** START Information provided **

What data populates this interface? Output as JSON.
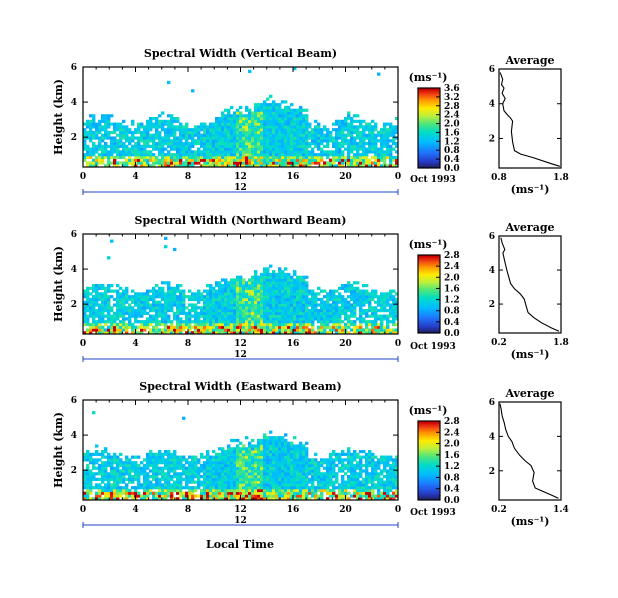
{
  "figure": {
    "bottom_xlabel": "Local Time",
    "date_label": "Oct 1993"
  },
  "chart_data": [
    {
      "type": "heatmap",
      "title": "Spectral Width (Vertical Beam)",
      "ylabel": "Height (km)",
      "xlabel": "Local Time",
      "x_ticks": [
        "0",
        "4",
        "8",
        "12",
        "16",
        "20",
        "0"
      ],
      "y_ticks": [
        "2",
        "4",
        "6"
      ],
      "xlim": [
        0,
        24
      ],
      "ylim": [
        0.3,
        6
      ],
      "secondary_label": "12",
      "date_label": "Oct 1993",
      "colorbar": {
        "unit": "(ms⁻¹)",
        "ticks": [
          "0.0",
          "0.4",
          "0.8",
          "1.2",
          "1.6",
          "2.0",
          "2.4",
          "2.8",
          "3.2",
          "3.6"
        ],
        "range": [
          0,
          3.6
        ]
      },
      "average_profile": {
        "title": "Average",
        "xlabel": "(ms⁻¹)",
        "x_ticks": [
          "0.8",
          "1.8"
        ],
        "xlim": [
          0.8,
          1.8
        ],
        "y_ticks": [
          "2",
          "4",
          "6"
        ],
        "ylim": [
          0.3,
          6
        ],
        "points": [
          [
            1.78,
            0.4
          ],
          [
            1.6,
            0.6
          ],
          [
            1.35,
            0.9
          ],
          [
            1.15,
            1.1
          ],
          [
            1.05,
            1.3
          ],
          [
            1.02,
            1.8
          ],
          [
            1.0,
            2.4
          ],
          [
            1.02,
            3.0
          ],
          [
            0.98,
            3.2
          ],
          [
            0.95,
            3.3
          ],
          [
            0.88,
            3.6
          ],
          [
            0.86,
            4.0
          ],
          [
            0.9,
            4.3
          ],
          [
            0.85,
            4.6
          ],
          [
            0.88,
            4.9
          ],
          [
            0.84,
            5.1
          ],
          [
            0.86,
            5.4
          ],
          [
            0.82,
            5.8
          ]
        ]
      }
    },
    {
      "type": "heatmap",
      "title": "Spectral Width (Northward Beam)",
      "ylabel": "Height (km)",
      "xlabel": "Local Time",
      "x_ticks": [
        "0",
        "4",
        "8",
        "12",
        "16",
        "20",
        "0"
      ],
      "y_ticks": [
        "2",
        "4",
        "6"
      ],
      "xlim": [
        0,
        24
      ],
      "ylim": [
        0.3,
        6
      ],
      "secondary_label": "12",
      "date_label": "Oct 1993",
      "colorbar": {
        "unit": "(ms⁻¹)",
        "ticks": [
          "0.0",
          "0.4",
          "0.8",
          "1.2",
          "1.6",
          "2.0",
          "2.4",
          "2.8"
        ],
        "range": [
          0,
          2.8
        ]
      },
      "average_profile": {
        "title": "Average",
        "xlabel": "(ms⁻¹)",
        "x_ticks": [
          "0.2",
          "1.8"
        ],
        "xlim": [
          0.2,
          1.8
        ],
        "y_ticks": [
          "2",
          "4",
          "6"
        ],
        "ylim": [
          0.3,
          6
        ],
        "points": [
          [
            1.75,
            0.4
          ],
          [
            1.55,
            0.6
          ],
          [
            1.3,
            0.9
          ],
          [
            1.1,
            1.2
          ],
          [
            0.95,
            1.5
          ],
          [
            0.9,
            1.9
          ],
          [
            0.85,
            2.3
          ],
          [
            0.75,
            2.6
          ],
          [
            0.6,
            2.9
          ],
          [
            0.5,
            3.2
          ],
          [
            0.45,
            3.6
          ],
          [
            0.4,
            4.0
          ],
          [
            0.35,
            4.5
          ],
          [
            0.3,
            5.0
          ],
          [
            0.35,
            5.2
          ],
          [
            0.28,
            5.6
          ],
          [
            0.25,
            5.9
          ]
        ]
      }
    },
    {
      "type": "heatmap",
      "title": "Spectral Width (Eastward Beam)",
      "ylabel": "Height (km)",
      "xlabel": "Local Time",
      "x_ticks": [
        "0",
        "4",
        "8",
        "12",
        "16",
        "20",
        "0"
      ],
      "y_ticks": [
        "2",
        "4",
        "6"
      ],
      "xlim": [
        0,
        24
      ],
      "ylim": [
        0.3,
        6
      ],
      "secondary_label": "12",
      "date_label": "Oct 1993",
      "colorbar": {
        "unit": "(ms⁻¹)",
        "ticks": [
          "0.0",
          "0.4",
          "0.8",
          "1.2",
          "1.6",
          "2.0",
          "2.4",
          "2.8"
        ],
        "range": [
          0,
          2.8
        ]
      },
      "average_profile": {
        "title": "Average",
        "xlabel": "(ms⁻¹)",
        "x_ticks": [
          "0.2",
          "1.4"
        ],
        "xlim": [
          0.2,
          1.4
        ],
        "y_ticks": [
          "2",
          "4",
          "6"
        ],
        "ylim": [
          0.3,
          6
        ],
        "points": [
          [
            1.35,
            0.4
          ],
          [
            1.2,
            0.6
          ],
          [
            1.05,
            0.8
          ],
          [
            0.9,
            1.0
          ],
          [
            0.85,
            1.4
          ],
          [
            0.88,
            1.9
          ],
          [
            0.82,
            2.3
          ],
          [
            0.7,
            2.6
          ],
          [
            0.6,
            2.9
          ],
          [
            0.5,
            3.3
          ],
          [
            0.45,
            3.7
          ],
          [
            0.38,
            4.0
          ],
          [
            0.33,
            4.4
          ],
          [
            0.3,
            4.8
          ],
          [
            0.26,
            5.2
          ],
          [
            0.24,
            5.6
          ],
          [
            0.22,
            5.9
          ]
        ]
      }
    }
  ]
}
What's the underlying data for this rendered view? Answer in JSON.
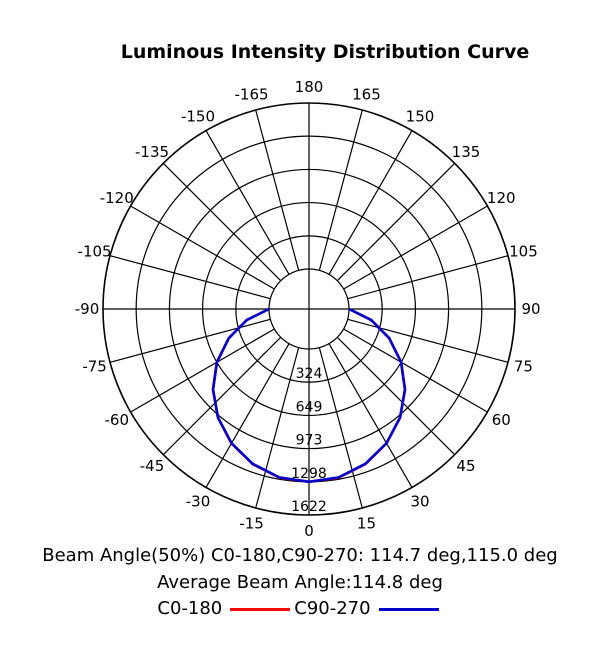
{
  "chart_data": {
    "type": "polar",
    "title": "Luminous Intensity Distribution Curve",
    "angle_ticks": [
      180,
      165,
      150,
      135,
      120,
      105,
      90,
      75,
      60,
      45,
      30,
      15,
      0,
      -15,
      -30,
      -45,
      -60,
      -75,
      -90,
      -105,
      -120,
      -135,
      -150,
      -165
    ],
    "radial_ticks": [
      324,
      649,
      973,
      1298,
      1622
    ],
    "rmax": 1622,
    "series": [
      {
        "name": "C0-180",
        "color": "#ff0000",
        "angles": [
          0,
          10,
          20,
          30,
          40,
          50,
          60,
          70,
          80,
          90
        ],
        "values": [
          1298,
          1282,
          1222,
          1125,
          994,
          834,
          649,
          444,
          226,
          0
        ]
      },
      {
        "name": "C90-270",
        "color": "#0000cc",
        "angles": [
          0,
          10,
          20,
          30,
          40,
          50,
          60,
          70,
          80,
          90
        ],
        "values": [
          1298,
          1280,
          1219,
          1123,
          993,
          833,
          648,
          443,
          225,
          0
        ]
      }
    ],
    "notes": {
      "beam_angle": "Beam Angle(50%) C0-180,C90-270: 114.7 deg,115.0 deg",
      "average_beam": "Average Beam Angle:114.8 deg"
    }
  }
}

** END Information provided **

• **What this task involves**
Retype the whole listing exactly and leave the pictures out.

• **Full answer**
What data populates this interface? Output as JSON.
{
  "figure": {
    "bottom_xlabel": "Local Time",
    "date_label": "Oct 1993"
  },
  "chart_data": [
    {
      "type": "heatmap",
      "title": "Spectral Width (Vertical Beam)",
      "ylabel": "Height (km)",
      "xlabel": "Local Time",
      "x_ticks": [
        "0",
        "4",
        "8",
        "12",
        "16",
        "20",
        "0"
      ],
      "y_ticks": [
        "2",
        "4",
        "6"
      ],
      "xlim": [
        0,
        24
      ],
      "ylim": [
        0.3,
        6
      ],
      "secondary_label": "12",
      "date_label": "Oct 1993",
      "colorbar": {
        "unit": "(ms⁻¹)",
        "ticks": [
          "0.0",
          "0.4",
          "0.8",
          "1.2",
          "1.6",
          "2.0",
          "2.4",
          "2.8",
          "3.2",
          "3.6"
        ],
        "range": [
          0,
          3.6
        ]
      },
      "average_profile": {
        "title": "Average",
        "xlabel": "(ms⁻¹)",
        "x_ticks": [
          "0.8",
          "1.8"
        ],
        "xlim": [
          0.8,
          1.8
        ],
        "y_ticks": [
          "2",
          "4",
          "6"
        ],
        "ylim": [
          0.3,
          6
        ],
        "points": [
          [
            1.78,
            0.4
          ],
          [
            1.6,
            0.6
          ],
          [
            1.35,
            0.9
          ],
          [
            1.15,
            1.1
          ],
          [
            1.05,
            1.3
          ],
          [
            1.02,
            1.8
          ],
          [
            1.0,
            2.4
          ],
          [
            1.02,
            3.0
          ],
          [
            0.98,
            3.2
          ],
          [
            0.95,
            3.3
          ],
          [
            0.88,
            3.6
          ],
          [
            0.86,
            4.0
          ],
          [
            0.9,
            4.3
          ],
          [
            0.85,
            4.6
          ],
          [
            0.88,
            4.9
          ],
          [
            0.84,
            5.1
          ],
          [
            0.86,
            5.4
          ],
          [
            0.82,
            5.8
          ]
        ]
      }
    },
    {
      "type": "heatmap",
      "title": "Spectral Width (Northward Beam)",
      "ylabel": "Height (km)",
      "xlabel": "Local Time",
      "x_ticks": [
        "0",
        "4",
        "8",
        "12",
        "16",
        "20",
        "0"
      ],
      "y_ticks": [
        "2",
        "4",
        "6"
      ],
      "xlim": [
        0,
        24
      ],
      "ylim": [
        0.3,
        6
      ],
      "secondary_label": "12",
      "date_label": "Oct 1993",
      "colorbar": {
        "unit": "(ms⁻¹)",
        "ticks": [
          "0.0",
          "0.4",
          "0.8",
          "1.2",
          "1.6",
          "2.0",
          "2.4",
          "2.8"
        ],
        "range": [
          0,
          2.8
        ]
      },
      "average_profile": {
        "title": "Average",
        "xlabel": "(ms⁻¹)",
        "x_ticks": [
          "0.2",
          "1.8"
        ],
        "xlim": [
          0.2,
          1.8
        ],
        "y_ticks": [
          "2",
          "4",
          "6"
        ],
        "ylim": [
          0.3,
          6
        ],
        "points": [
          [
            1.75,
            0.4
          ],
          [
            1.55,
            0.6
          ],
          [
            1.3,
            0.9
          ],
          [
            1.1,
            1.2
          ],
          [
            0.95,
            1.5
          ],
          [
            0.9,
            1.9
          ],
          [
            0.85,
            2.3
          ],
          [
            0.75,
            2.6
          ],
          [
            0.6,
            2.9
          ],
          [
            0.5,
            3.2
          ],
          [
            0.45,
            3.6
          ],
          [
            0.4,
            4.0
          ],
          [
            0.35,
            4.5
          ],
          [
            0.3,
            5.0
          ],
          [
            0.35,
            5.2
          ],
          [
            0.28,
            5.6
          ],
          [
            0.25,
            5.9
          ]
        ]
      }
    },
    {
      "type": "heatmap",
      "title": "Spectral Width (Eastward Beam)",
      "ylabel": "Height (km)",
      "xlabel": "Local Time",
      "x_ticks": [
        "0",
        "4",
        "8",
        "12",
        "16",
        "20",
        "0"
      ],
      "y_ticks": [
        "2",
        "4",
        "6"
      ],
      "xlim": [
        0,
        24
      ],
      "ylim": [
        0.3,
        6
      ],
      "secondary_label": "12",
      "date_label": "Oct 1993",
      "colorbar": {
        "unit": "(ms⁻¹)",
        "ticks": [
          "0.0",
          "0.4",
          "0.8",
          "1.2",
          "1.6",
          "2.0",
          "2.4",
          "2.8"
        ],
        "range": [
          0,
          2.8
        ]
      },
      "average_profile": {
        "title": "Average",
        "xlabel": "(ms⁻¹)",
        "x_ticks": [
          "0.2",
          "1.4"
        ],
        "xlim": [
          0.2,
          1.4
        ],
        "y_ticks": [
          "2",
          "4",
          "6"
        ],
        "ylim": [
          0.3,
          6
        ],
        "points": [
          [
            1.35,
            0.4
          ],
          [
            1.2,
            0.6
          ],
          [
            1.05,
            0.8
          ],
          [
            0.9,
            1.0
          ],
          [
            0.85,
            1.4
          ],
          [
            0.88,
            1.9
          ],
          [
            0.82,
            2.3
          ],
          [
            0.7,
            2.6
          ],
          [
            0.6,
            2.9
          ],
          [
            0.5,
            3.3
          ],
          [
            0.45,
            3.7
          ],
          [
            0.38,
            4.0
          ],
          [
            0.33,
            4.4
          ],
          [
            0.3,
            4.8
          ],
          [
            0.26,
            5.2
          ],
          [
            0.24,
            5.6
          ],
          [
            0.22,
            5.9
          ]
        ]
      }
    }
  ]
}
What's the underlying data for this rendered view? Answer in JSON.
{
  "chart_data": {
    "type": "polar",
    "title": "Luminous Intensity Distribution Curve",
    "angle_ticks": [
      180,
      165,
      150,
      135,
      120,
      105,
      90,
      75,
      60,
      45,
      30,
      15,
      0,
      -15,
      -30,
      -45,
      -60,
      -75,
      -90,
      -105,
      -120,
      -135,
      -150,
      -165
    ],
    "radial_ticks": [
      324,
      649,
      973,
      1298,
      1622
    ],
    "rmax": 1622,
    "series": [
      {
        "name": "C0-180",
        "color": "#ff0000",
        "angles": [
          0,
          10,
          20,
          30,
          40,
          50,
          60,
          70,
          80,
          90
        ],
        "values": [
          1298,
          1282,
          1222,
          1125,
          994,
          834,
          649,
          444,
          226,
          0
        ]
      },
      {
        "name": "C90-270",
        "color": "#0000cc",
        "angles": [
          0,
          10,
          20,
          30,
          40,
          50,
          60,
          70,
          80,
          90
        ],
        "values": [
          1298,
          1280,
          1219,
          1123,
          993,
          833,
          648,
          443,
          225,
          0
        ]
      }
    ],
    "notes": {
      "beam_angle": "Beam Angle(50%) C0-180,C90-270: 114.7 deg,115.0 deg",
      "average_beam": "Average Beam Angle:114.8 deg"
    }
  }
}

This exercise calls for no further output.